Figure dataset records:
========

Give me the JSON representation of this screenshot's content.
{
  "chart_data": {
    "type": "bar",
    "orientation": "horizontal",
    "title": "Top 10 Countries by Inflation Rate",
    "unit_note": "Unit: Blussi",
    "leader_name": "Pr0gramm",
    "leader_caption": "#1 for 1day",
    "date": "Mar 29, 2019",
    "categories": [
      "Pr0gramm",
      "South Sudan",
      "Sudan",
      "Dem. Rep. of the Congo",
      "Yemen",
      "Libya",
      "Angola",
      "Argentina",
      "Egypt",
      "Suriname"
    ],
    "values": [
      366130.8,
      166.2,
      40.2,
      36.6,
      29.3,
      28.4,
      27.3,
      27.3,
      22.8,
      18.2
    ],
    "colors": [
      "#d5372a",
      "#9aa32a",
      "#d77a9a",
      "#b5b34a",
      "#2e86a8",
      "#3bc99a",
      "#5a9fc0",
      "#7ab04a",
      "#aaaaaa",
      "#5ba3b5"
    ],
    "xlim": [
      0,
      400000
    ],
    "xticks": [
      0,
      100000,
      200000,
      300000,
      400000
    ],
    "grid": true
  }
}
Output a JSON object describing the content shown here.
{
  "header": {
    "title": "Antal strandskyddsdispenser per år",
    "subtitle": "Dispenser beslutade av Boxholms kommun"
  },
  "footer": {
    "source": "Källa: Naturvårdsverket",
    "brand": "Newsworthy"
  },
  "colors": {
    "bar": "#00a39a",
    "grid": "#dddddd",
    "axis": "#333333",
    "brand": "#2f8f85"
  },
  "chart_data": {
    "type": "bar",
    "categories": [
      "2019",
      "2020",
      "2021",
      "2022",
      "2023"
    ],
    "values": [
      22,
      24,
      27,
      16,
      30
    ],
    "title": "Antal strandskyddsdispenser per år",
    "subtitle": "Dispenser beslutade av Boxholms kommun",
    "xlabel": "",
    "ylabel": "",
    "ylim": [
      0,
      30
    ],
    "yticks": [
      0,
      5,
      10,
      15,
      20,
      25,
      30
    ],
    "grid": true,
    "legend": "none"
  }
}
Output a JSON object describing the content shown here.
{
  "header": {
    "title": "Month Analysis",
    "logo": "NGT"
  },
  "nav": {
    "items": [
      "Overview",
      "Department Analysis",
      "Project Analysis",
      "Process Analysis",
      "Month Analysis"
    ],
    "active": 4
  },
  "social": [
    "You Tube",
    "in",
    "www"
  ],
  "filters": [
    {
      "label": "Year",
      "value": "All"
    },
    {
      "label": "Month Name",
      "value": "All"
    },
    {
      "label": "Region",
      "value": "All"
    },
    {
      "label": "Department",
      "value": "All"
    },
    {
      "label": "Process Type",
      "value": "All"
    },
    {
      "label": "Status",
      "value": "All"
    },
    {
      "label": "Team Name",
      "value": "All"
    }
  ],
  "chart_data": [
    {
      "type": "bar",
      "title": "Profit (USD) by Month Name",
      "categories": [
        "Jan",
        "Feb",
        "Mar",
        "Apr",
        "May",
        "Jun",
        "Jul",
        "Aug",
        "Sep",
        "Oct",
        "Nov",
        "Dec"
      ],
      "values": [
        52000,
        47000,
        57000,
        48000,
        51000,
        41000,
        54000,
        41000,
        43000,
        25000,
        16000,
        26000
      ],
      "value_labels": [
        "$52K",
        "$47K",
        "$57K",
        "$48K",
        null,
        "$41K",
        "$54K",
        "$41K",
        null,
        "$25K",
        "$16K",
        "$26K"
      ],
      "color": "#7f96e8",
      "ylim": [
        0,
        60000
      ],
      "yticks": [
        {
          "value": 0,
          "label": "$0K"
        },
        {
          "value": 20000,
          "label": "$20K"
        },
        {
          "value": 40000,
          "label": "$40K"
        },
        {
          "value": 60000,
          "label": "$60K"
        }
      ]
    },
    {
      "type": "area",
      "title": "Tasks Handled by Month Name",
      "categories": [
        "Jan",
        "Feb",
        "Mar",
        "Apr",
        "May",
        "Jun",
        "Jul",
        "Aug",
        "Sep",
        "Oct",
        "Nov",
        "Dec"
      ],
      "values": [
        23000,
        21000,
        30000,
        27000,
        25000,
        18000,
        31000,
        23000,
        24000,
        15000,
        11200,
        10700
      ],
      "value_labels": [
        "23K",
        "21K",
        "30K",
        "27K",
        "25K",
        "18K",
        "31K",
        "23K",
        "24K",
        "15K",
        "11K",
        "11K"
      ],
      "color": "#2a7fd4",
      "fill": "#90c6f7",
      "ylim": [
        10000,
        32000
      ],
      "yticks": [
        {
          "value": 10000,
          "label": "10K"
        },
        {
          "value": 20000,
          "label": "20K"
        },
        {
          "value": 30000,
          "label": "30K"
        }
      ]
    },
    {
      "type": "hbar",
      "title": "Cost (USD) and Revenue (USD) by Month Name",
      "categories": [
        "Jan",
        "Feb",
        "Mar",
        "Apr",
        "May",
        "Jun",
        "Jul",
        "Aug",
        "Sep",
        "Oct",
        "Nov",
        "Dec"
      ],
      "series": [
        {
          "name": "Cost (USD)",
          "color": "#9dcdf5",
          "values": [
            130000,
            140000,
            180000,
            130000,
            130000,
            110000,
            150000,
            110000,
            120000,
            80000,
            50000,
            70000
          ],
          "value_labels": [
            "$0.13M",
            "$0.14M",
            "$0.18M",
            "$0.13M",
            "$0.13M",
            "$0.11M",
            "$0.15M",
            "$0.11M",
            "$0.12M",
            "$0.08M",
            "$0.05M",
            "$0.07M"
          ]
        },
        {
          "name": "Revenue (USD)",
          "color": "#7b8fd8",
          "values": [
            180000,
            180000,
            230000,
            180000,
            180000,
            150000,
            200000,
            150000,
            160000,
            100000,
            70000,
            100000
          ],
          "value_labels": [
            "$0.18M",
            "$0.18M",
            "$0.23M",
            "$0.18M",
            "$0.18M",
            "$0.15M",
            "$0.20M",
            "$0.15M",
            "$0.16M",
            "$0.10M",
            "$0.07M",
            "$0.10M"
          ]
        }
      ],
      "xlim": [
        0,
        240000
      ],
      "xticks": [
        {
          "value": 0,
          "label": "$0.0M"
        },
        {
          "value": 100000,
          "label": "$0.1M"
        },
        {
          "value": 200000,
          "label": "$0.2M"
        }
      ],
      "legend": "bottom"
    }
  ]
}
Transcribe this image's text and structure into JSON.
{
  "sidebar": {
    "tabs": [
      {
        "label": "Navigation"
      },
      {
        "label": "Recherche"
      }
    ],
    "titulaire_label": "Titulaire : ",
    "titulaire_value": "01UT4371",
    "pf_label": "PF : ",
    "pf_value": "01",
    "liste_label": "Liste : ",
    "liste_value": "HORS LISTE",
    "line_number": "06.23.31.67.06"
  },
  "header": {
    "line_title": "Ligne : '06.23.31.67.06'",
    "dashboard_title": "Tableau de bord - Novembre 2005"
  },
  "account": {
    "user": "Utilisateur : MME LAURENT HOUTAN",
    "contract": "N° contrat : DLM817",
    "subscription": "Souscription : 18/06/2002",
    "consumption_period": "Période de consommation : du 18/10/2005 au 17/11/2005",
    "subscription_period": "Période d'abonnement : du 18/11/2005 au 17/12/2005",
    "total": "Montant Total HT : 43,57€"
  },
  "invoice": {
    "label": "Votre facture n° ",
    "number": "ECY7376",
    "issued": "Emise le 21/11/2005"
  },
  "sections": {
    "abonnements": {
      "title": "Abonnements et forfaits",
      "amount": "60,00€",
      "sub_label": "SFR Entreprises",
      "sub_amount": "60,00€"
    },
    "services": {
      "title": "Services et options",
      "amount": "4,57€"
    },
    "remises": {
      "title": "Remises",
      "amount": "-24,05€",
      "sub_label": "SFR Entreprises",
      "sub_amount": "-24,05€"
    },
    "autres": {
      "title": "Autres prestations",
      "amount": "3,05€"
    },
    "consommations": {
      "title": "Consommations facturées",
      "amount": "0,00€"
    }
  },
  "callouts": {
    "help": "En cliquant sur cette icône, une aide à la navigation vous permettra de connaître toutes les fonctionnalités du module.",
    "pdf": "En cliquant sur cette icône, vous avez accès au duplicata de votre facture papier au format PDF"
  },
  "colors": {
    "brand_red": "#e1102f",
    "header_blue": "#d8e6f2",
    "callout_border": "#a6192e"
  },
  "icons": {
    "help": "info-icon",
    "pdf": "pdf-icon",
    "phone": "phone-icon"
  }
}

========

### [Exercise requirements]
Extract all lines from the material above that include the word "Revenue".

### [Final result]
      "title": "Cost (USD) and Revenue (USD) by Month Name",
          "name": "Revenue (USD)",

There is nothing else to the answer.